### TASK TO COMPLETE
How many lines of the material below contain the string "color"? Answer with the number and nothing else.

### DATASET RECORDS
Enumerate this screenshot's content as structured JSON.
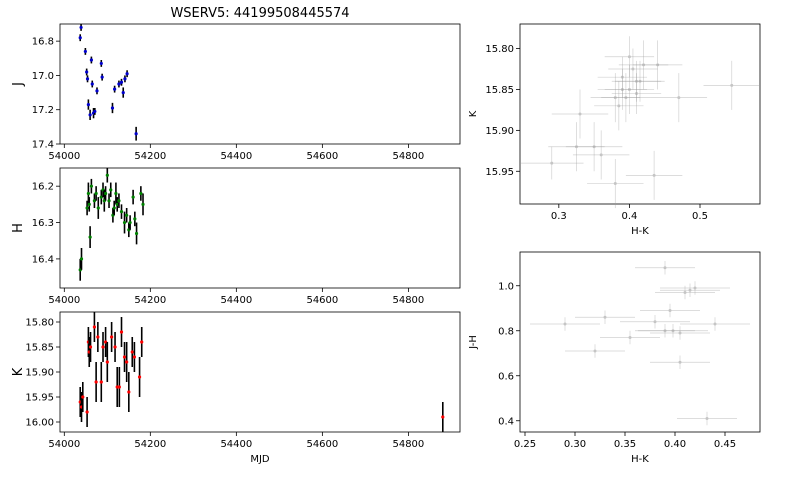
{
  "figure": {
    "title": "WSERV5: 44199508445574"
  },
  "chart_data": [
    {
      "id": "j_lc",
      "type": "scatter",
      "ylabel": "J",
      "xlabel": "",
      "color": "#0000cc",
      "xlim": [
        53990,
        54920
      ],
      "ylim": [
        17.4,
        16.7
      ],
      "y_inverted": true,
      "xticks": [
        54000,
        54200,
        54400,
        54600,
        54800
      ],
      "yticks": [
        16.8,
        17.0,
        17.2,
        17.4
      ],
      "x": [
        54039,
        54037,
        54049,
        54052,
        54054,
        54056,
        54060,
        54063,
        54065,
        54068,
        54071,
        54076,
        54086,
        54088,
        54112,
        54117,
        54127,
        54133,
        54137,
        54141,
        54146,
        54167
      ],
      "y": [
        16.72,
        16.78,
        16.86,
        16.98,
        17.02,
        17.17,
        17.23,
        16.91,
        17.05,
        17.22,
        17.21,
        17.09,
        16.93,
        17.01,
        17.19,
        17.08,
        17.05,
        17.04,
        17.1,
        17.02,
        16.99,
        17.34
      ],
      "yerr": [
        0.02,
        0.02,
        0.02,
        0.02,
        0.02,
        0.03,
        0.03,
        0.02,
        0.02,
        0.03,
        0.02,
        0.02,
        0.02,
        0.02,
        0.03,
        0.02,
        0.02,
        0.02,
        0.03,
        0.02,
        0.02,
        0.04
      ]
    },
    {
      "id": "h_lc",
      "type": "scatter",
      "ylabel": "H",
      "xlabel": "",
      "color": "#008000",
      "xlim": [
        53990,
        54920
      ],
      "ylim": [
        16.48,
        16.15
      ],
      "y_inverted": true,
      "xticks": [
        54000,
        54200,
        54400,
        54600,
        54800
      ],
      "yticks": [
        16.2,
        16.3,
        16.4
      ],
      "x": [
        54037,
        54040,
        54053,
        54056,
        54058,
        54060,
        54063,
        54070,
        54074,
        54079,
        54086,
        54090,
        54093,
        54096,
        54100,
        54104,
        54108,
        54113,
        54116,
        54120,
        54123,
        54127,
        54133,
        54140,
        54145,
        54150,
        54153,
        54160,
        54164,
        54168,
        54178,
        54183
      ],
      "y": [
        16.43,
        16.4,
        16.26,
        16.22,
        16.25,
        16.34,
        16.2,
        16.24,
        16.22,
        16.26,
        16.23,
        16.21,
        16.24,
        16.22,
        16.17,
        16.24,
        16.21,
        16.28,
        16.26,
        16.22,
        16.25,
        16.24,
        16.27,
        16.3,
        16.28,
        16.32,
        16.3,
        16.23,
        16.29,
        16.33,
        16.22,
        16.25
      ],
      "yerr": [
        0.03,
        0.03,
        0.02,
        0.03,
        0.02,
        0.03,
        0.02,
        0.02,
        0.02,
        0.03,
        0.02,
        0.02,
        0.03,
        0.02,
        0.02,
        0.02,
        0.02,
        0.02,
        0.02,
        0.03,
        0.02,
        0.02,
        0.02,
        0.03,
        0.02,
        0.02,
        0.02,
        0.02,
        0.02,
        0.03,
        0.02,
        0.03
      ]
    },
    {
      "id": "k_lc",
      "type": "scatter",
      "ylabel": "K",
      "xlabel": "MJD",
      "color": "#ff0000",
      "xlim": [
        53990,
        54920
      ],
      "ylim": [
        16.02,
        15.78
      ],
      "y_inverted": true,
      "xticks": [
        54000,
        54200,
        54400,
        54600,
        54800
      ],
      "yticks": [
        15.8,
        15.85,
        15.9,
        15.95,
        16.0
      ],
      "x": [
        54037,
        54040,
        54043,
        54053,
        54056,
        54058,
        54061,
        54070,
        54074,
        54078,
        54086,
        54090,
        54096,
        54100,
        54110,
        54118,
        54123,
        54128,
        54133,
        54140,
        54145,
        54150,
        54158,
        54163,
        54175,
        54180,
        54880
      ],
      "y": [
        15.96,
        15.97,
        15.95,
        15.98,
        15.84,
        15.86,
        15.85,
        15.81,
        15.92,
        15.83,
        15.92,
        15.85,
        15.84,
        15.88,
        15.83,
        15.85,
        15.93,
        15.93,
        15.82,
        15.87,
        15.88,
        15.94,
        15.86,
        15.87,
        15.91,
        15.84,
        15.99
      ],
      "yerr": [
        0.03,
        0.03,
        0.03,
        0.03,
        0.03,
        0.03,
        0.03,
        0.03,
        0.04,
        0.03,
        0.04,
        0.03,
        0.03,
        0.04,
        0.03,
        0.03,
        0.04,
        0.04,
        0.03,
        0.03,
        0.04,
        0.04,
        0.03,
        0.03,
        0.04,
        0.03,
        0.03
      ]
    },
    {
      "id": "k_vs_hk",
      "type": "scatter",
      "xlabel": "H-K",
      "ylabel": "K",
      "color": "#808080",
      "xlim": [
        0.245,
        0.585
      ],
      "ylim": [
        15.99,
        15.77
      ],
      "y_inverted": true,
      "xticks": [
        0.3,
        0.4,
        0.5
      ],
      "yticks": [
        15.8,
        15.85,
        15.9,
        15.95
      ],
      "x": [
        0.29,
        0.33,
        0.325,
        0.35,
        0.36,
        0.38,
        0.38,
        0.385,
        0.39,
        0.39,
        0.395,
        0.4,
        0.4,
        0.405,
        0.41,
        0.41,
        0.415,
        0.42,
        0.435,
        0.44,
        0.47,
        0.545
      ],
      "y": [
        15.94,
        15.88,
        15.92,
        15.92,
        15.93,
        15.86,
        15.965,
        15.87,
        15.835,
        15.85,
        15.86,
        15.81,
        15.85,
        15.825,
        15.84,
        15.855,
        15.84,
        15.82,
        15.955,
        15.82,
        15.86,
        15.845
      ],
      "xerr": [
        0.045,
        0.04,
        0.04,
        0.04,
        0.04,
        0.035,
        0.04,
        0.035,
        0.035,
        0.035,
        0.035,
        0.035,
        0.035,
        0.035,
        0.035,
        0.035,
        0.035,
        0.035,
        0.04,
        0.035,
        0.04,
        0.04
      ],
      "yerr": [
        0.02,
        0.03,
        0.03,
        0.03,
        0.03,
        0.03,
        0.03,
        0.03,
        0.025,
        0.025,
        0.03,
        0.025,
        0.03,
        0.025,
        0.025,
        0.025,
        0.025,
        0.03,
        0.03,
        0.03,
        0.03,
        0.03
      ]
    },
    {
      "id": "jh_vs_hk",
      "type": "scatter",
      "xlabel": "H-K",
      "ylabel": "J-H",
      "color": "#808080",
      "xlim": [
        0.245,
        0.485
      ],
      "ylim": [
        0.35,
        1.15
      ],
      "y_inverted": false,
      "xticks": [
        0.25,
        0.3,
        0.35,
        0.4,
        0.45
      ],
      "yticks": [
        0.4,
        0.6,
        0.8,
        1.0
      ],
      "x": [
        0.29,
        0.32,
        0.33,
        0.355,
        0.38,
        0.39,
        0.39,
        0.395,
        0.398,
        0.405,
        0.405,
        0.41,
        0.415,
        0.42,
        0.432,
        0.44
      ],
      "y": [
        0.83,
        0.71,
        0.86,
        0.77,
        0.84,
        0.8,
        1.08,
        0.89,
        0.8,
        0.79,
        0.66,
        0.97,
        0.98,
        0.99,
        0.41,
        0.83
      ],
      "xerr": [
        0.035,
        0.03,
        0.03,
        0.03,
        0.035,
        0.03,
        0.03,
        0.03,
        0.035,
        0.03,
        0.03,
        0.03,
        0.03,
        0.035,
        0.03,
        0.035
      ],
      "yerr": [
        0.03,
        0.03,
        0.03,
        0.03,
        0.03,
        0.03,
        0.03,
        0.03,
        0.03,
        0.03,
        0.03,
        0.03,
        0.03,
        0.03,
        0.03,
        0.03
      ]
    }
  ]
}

### EXERCISE RESPONSE
5